§ Dataset rows:
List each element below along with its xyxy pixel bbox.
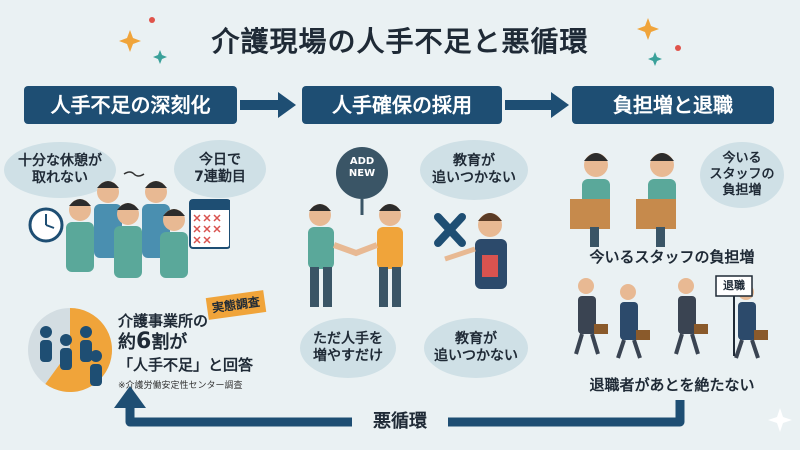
cross-mark-icon bbox=[434, 213, 466, 247]
resign-sign-text: 退職 bbox=[723, 279, 745, 292]
stat-line-2: 約6割が bbox=[118, 328, 187, 354]
stat-line-3: 「人手不足」と回答 bbox=[118, 356, 254, 374]
stat-big-number: 6 bbox=[136, 329, 152, 354]
hiring-illustration bbox=[308, 147, 507, 307]
bubble-education-lag-top: 教育が 追いつかない bbox=[420, 140, 528, 200]
cycle-label: 悪循環 bbox=[352, 408, 448, 436]
bubble-no-break: 十分な休憩が 取れない bbox=[4, 142, 116, 198]
bubble-7-days: 今日で 7連勤目 bbox=[174, 140, 266, 198]
stat-note: ※介護労働安定性センター調査 bbox=[118, 381, 243, 391]
clock-icon bbox=[28, 207, 64, 243]
stat-suffix: 割が bbox=[151, 332, 188, 353]
add-new-sign-icon bbox=[336, 147, 388, 215]
bubble-education-lag-bottom: 教育が 追いつかない bbox=[424, 318, 528, 378]
caption-burden: 今いるスタッフの負担増 bbox=[589, 248, 755, 266]
add-new-sign-text: ADD NEW bbox=[348, 156, 376, 179]
shortage-pie-chart bbox=[28, 308, 112, 392]
calendar-icon bbox=[189, 199, 230, 249]
stat-prefix: 約 bbox=[118, 332, 136, 353]
caption-resign: 退職者があとを絶たない bbox=[589, 376, 755, 394]
page-title: 介護現場の人手不足と悪循環 bbox=[211, 25, 589, 58]
tired-staff-illustration bbox=[28, 171, 230, 278]
bubble-burden: 今いる スタッフの 負担増 bbox=[700, 142, 784, 208]
stage-header-hiring: 人手確保の採用 bbox=[302, 86, 502, 124]
resigning-staff-illustration bbox=[574, 275, 768, 359]
bubble-just-add-staff: ただ人手を 増やすだけ bbox=[300, 318, 396, 378]
burdened-staff-illustration bbox=[570, 153, 676, 247]
stage-header-shortage: 人手不足の深刻化 bbox=[24, 86, 237, 124]
stage-header-burden: 負担増と退職 bbox=[572, 86, 774, 124]
stat-line-1: 介護事業所の bbox=[118, 312, 209, 330]
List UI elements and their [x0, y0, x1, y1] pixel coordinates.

§ Given exercise:
Swap every "illustration" for "graphic" throughout the rows above and reproduce them with no other changes, omitting the pictures.

§ Reply to the exercise:
List each element below along with its xyxy pixel bbox.
cross-mark-icon bbox=[434, 213, 466, 247]
resign-sign-text: 退職 bbox=[723, 279, 745, 292]
stat-line-2: 約6割が bbox=[118, 328, 187, 354]
stat-line-3: 「人手不足」と回答 bbox=[118, 356, 254, 374]
stat-big-number: 6 bbox=[136, 329, 152, 354]
hiring-graphic bbox=[308, 147, 507, 307]
bubble-education-lag-top: 教育が 追いつかない bbox=[420, 140, 528, 200]
cycle-label: 悪循環 bbox=[352, 408, 448, 436]
bubble-no-break: 十分な休憩が 取れない bbox=[4, 142, 116, 198]
bubble-7-days: 今日で 7連勤目 bbox=[174, 140, 266, 198]
stat-note: ※介護労働安定性センター調査 bbox=[118, 381, 243, 391]
clock-icon bbox=[28, 207, 64, 243]
stat-suffix: 割が bbox=[151, 332, 188, 353]
add-new-sign-icon bbox=[336, 147, 388, 215]
bubble-education-lag-bottom: 教育が 追いつかない bbox=[424, 318, 528, 378]
caption-burden: 今いるスタッフの負担増 bbox=[589, 248, 755, 266]
add-new-sign-text: ADD NEW bbox=[348, 156, 376, 179]
shortage-pie-chart bbox=[28, 308, 112, 392]
calendar-icon bbox=[189, 199, 230, 249]
stat-prefix: 約 bbox=[118, 332, 136, 353]
caption-resign: 退職者があとを絶たない bbox=[589, 376, 755, 394]
page-title: 介護現場の人手不足と悪循環 bbox=[211, 25, 589, 58]
tired-staff-graphic bbox=[28, 171, 230, 278]
bubble-burden: 今いる スタッフの 負担増 bbox=[700, 142, 784, 208]
stage-header-hiring: 人手確保の採用 bbox=[302, 86, 502, 124]
resigning-staff-graphic bbox=[574, 275, 768, 359]
bubble-just-add-staff: ただ人手を 増やすだけ bbox=[300, 318, 396, 378]
burdened-staff-graphic bbox=[570, 153, 676, 247]
stage-header-shortage: 人手不足の深刻化 bbox=[24, 86, 237, 124]
stage-header-burden: 負担増と退職 bbox=[572, 86, 774, 124]
stat-line-1: 介護事業所の bbox=[118, 312, 209, 330]
List UI elements and their [x0, y0, x1, y1] pixel coordinates.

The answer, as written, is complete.